Required task — No images are to be carried over; print all other material exactly as it stands.

Structured figure records:
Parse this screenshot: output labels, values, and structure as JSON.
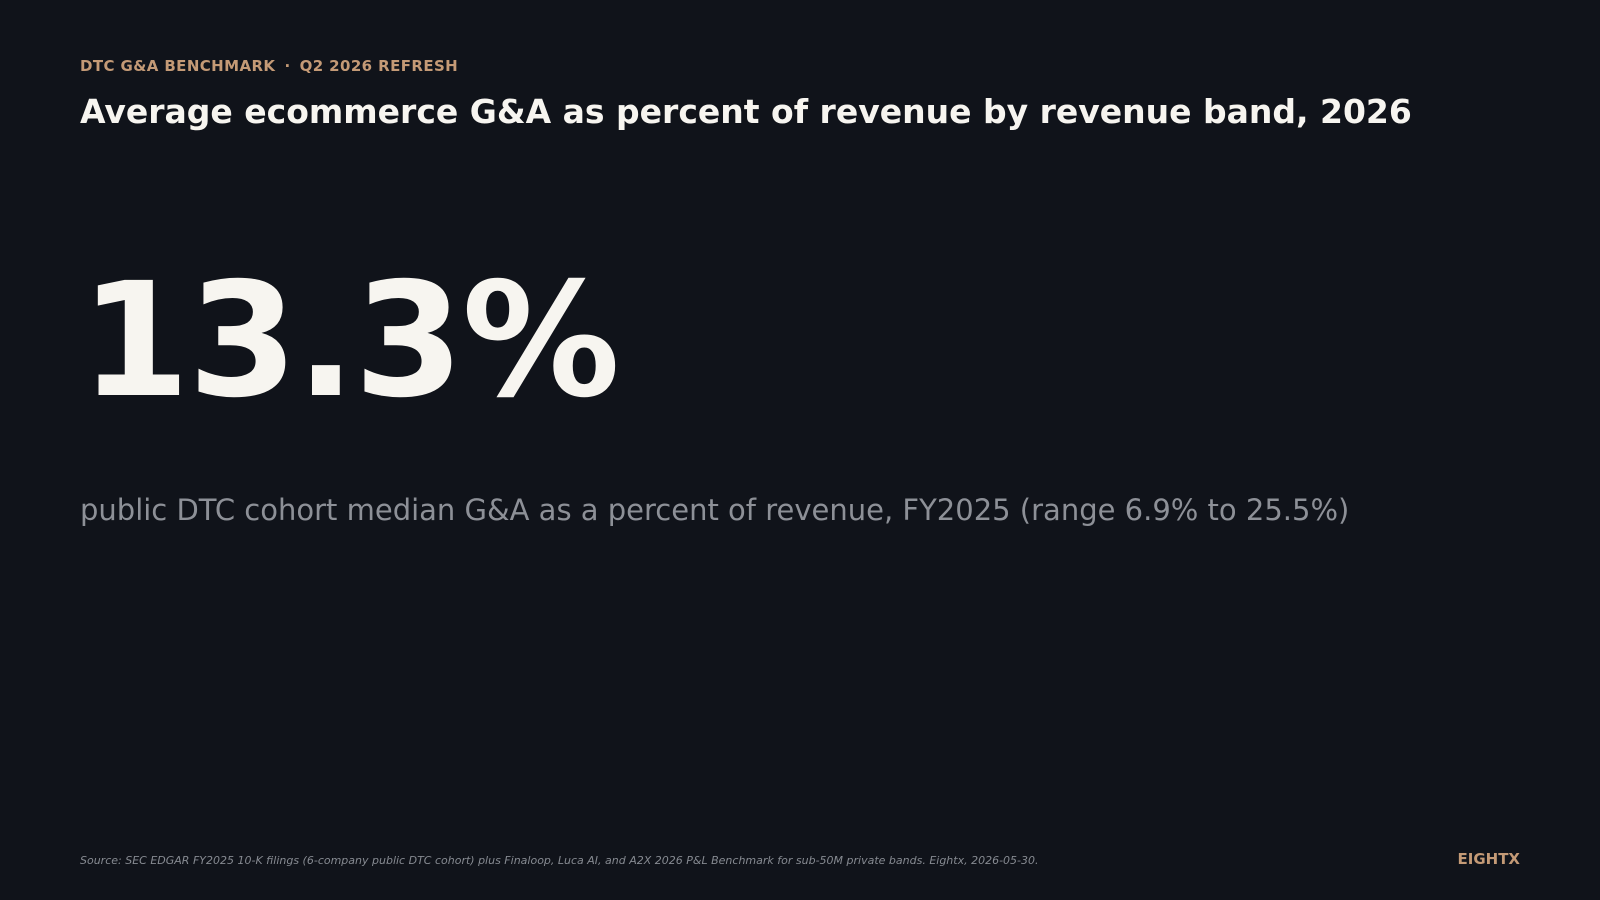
{
  "header": {
    "eyebrow_left": "DTC G&A BENCHMARK",
    "eyebrow_separator": "·",
    "eyebrow_right": "Q2 2026 REFRESH",
    "title": "Average ecommerce G&A as percent of revenue by revenue band, 2026"
  },
  "stat": {
    "value": "13.3%",
    "caption": "public DTC cohort median G&A as a percent of revenue, FY2025 (range 6.9% to 25.5%)"
  },
  "footer": {
    "source": "Source: SEC EDGAR FY2025 10-K filings (6-company public DTC cohort) plus Finaloop, Luca AI, and A2X 2026 P&L Benchmark for sub-50M private bands. Eightx, 2026-05-30.",
    "brand": "EIGHTX"
  },
  "colors": {
    "background": "#10131a",
    "accent": "#c49a76",
    "primary_text": "#f7f5f0",
    "muted_text": "#8d9097"
  }
}
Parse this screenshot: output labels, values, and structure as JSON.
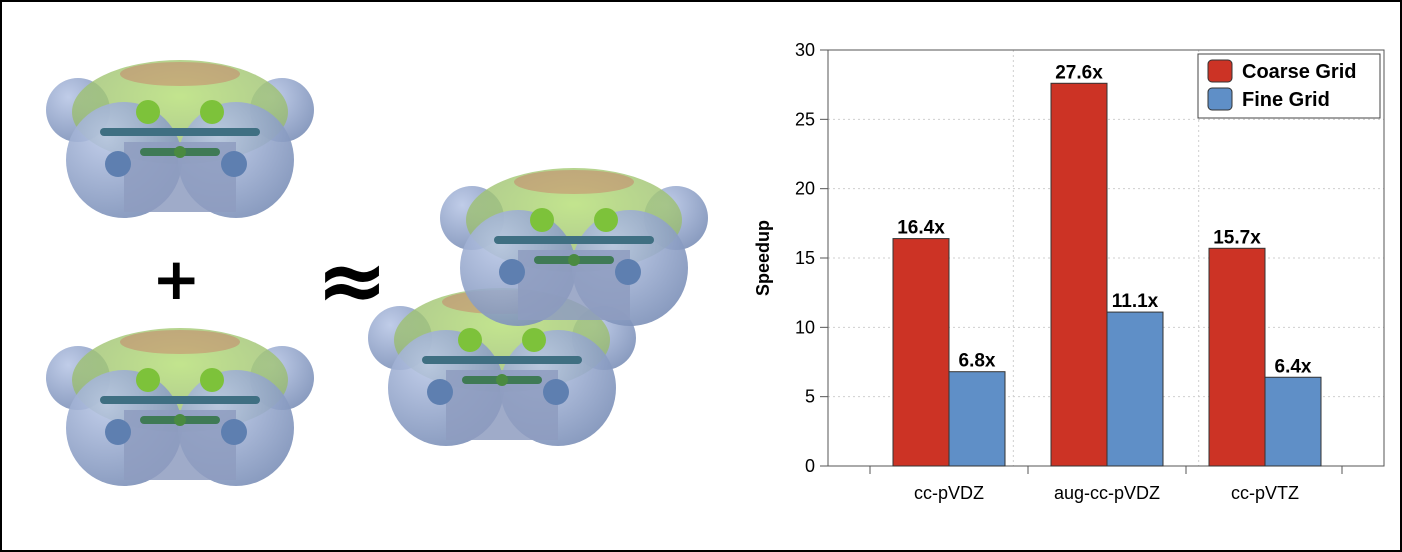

The result —
Parse this screenshot: output labels, values, and structure as JSON.
{
  "header": {
    "eyebrow_left": "DTC G&A BENCHMARK",
    "eyebrow_separator": "·",
    "eyebrow_right": "Q2 2026 REFRESH",
    "title": "Average ecommerce G&A as percent of revenue by revenue band, 2026"
  },
  "stat": {
    "value": "13.3%",
    "caption": "public DTC cohort median G&A as a percent of revenue, FY2025 (range 6.9% to 25.5%)"
  },
  "footer": {
    "source": "Source: SEC EDGAR FY2025 10-K filings (6-company public DTC cohort) plus Finaloop, Luca AI, and A2X 2026 P&L Benchmark for sub-50M private bands. Eightx, 2026-05-30.",
    "brand": "EIGHTX"
  },
  "colors": {
    "background": "#10131a",
    "accent": "#c49a76",
    "primary_text": "#f7f5f0",
    "muted_text": "#8d9097"
  }
}
Parse this screenshot: output labels, values, and structure as JSON.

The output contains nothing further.